**Exercise details:** From the entries below, extract every line that includes the word "شکمتان".

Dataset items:
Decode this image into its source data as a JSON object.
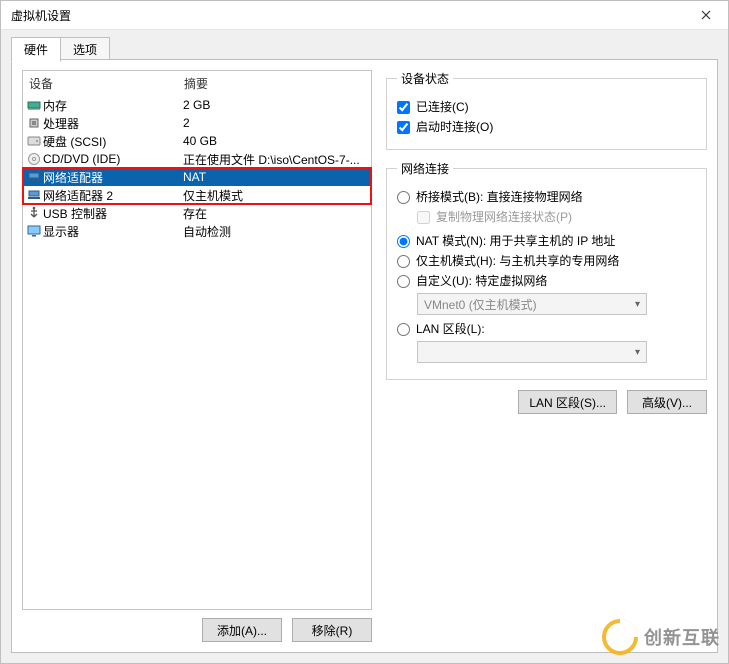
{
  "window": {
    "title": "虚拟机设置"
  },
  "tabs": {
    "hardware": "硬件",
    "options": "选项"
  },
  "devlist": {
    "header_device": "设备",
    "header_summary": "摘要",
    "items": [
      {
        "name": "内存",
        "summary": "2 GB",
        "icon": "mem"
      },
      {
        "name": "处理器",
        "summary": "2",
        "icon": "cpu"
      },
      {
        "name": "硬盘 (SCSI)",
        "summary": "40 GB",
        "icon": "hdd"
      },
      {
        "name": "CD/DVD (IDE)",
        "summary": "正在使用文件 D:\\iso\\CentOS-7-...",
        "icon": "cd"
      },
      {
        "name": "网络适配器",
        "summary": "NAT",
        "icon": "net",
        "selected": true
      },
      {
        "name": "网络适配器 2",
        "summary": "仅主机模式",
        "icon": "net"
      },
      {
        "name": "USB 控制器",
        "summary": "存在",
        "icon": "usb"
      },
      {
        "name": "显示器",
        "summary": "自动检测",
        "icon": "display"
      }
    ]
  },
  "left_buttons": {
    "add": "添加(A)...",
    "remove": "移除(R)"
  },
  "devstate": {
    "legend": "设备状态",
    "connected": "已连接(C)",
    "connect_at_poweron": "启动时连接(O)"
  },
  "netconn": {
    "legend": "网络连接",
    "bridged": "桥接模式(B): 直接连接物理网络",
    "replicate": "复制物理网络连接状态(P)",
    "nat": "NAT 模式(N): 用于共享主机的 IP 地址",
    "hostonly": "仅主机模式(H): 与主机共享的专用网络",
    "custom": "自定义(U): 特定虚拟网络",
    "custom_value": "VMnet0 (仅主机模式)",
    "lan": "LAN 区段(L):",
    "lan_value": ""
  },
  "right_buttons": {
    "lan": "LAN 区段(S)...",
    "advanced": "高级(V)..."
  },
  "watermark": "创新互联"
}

...

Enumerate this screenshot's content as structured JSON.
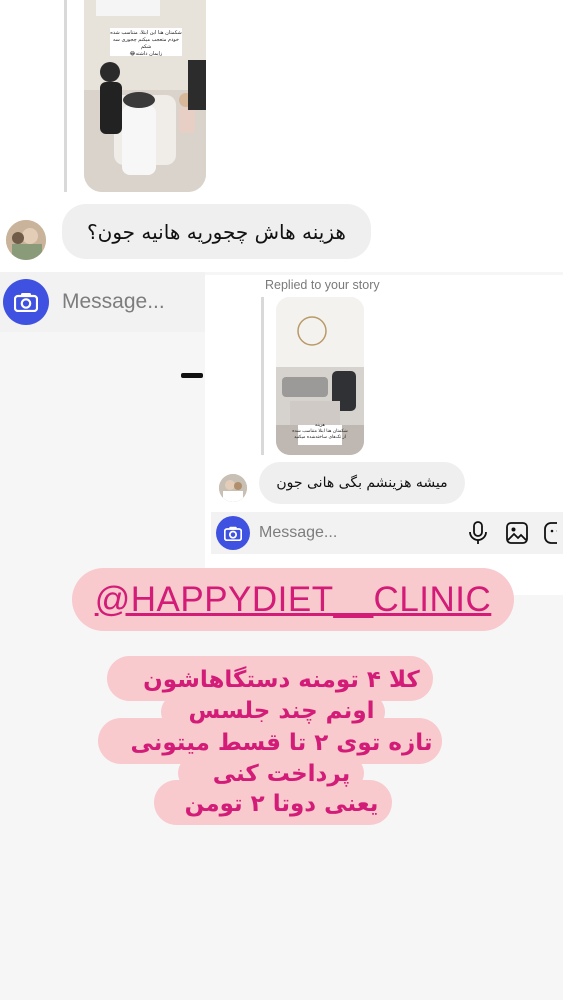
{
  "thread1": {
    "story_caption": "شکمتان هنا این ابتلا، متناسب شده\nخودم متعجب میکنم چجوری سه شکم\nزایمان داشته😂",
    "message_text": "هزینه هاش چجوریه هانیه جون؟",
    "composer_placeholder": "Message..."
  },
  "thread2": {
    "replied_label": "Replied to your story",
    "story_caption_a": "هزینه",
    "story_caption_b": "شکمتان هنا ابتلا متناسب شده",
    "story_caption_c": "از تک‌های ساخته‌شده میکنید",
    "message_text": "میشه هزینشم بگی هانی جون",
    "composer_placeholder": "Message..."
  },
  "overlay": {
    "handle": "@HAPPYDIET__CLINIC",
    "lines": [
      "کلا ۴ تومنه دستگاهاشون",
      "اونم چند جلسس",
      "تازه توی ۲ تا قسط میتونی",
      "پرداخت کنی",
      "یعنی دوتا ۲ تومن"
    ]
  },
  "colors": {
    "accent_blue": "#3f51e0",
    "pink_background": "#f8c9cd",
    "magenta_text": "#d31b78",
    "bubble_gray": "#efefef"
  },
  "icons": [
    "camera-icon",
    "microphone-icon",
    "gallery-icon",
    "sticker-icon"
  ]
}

**The response:**
    "story_caption": "شکمتان هنا این ابتلا، متناسب شده\nخودم متعجب میکنم چجوری سه شکم\nزایمان داشته😂",
    "story_caption_b": "شکمتان هنا ابتلا متناسب شده",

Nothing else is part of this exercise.